#### [Exercise objective]
Review the lines that follow and copy each one that contains the word "نانوالیاف".
########################################
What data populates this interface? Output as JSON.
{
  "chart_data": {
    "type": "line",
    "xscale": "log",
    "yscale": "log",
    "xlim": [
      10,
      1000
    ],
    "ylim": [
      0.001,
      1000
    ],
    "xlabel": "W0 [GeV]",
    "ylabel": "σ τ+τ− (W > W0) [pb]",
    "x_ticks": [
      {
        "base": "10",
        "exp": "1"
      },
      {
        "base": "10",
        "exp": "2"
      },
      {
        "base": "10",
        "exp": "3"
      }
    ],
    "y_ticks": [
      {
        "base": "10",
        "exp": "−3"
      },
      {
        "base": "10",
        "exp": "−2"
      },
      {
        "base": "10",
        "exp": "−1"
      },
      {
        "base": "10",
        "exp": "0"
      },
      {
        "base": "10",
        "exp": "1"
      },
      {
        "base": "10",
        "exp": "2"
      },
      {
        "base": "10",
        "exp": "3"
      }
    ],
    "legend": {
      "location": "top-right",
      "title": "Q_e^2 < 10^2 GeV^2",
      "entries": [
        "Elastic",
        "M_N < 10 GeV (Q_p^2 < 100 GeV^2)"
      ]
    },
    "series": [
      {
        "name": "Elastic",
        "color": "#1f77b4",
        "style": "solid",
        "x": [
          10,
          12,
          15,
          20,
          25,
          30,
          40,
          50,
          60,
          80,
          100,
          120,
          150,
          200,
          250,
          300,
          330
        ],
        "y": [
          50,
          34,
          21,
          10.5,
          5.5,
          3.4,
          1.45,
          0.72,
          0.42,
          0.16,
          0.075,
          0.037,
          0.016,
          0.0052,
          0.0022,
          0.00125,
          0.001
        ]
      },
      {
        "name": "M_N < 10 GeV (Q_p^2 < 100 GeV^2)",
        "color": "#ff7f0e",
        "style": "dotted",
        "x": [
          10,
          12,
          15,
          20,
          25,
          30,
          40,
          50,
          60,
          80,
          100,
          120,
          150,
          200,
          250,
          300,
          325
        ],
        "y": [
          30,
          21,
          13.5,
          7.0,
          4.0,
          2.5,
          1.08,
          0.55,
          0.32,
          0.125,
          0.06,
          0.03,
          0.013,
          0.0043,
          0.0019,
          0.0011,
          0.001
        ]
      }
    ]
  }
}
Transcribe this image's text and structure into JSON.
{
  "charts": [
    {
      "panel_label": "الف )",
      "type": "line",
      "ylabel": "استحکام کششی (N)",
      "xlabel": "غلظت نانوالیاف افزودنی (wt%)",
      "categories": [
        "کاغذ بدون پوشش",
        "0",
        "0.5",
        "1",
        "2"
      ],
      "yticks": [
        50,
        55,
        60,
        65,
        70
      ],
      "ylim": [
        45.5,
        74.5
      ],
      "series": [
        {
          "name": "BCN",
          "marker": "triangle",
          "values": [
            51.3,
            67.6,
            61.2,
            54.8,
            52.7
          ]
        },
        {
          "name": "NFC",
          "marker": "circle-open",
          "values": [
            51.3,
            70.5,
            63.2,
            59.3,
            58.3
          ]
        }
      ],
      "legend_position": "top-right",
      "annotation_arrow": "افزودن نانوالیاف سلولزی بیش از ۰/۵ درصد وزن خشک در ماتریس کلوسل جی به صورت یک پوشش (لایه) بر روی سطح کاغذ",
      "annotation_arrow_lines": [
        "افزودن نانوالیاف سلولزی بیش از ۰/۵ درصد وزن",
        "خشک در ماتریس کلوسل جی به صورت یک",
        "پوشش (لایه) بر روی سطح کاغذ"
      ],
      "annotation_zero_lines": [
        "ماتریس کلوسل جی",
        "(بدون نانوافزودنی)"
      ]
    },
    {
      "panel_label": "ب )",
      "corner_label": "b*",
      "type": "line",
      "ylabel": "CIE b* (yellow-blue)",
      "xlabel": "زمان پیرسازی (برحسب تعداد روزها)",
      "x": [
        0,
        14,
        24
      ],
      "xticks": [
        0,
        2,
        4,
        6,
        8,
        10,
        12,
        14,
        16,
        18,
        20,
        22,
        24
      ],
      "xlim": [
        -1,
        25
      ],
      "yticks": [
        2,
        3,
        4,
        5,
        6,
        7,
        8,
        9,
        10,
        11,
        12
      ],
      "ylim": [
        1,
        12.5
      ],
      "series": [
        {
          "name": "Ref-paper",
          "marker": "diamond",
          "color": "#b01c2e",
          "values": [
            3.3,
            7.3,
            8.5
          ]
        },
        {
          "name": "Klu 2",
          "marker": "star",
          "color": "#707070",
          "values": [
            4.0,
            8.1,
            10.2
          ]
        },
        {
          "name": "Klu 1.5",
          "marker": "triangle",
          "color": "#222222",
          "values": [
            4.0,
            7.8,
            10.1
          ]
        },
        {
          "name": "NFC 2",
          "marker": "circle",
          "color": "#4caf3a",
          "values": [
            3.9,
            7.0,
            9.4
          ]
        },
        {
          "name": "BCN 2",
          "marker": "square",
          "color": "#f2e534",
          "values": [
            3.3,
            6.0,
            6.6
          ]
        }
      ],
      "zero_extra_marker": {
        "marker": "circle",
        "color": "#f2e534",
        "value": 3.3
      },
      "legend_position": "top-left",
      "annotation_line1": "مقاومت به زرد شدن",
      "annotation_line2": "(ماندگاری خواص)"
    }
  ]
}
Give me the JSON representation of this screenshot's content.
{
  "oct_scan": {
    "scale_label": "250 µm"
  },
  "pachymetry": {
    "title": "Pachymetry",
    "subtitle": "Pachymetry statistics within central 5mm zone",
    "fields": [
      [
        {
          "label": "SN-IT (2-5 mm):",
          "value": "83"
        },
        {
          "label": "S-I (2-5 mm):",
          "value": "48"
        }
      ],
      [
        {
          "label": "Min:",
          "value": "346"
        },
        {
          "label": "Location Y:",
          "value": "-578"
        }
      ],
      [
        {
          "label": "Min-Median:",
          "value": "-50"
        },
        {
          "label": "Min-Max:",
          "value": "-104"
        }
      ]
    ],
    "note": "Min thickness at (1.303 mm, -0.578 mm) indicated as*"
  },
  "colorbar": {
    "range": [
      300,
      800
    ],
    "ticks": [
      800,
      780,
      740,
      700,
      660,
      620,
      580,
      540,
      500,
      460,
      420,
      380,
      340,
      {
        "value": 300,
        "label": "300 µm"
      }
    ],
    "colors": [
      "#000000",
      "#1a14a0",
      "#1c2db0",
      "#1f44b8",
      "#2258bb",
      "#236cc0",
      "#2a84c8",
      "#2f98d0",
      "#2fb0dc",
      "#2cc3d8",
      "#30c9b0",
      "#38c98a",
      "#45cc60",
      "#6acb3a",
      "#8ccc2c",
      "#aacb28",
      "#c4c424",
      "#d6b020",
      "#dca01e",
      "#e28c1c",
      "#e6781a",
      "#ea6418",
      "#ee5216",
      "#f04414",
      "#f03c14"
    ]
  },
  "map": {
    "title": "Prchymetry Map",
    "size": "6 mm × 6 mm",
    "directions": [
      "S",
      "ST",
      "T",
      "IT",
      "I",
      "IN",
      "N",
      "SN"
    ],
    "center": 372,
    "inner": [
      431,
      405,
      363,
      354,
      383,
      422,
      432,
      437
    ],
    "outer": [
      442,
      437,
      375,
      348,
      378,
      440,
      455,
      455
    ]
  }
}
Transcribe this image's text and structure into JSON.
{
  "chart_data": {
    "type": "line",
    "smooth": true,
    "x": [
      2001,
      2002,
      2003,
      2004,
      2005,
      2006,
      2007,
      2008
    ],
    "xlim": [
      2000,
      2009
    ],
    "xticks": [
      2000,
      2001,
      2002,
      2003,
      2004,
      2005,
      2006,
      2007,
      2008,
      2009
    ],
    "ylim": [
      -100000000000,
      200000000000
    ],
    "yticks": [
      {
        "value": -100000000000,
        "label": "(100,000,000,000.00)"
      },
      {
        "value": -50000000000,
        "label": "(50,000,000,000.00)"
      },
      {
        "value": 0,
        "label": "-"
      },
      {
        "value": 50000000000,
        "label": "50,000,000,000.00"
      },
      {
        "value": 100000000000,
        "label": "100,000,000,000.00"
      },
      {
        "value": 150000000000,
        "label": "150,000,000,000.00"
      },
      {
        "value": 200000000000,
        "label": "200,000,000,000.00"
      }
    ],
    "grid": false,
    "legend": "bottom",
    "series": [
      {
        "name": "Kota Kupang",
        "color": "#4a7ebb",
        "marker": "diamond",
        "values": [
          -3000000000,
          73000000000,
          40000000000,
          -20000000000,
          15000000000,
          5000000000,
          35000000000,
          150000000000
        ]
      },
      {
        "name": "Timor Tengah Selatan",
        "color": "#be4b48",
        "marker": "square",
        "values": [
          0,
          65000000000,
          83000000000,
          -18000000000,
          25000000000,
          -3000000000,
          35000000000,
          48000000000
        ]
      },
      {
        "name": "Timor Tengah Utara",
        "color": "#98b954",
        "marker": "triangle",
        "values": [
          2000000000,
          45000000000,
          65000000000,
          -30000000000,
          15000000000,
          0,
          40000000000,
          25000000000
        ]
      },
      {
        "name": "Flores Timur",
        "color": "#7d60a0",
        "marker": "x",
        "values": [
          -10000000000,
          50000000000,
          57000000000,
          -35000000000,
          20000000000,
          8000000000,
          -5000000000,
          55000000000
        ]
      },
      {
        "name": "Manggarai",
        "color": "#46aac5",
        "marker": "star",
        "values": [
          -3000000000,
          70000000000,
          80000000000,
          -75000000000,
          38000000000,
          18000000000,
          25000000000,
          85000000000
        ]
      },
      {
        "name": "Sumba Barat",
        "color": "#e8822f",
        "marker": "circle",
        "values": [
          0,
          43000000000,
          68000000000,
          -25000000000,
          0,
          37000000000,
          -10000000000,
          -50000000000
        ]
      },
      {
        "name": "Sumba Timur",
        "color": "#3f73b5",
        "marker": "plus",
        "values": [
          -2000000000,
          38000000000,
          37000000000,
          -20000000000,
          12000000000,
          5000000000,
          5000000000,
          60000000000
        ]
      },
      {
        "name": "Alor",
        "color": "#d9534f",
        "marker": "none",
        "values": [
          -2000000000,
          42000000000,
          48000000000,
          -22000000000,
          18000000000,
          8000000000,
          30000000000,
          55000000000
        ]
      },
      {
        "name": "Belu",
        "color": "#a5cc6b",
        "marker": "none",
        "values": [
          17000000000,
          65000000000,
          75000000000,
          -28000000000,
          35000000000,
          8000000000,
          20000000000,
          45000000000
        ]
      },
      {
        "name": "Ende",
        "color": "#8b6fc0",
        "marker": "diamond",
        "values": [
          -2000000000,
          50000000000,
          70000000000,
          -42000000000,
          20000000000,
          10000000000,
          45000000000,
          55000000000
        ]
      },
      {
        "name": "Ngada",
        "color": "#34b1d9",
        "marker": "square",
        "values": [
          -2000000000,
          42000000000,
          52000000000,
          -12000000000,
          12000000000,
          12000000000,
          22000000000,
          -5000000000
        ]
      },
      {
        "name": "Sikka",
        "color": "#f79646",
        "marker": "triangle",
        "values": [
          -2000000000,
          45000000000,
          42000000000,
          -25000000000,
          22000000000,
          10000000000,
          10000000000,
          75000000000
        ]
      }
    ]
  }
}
########################################
#### [Finished answer]
      "xlabel": "غلظت نانوالیاف افزودنی (wt%)",
      "annotation_arrow": "افزودن نانوالیاف سلولزی بیش از ۰/۵ درصد وزن خشک در ماتریس کلوسل جی به صورت یک پوشش (لایه) بر روی سطح کاغذ",
        "افزودن نانوالیاف سلولزی بیش از ۰/۵ درصد وزن",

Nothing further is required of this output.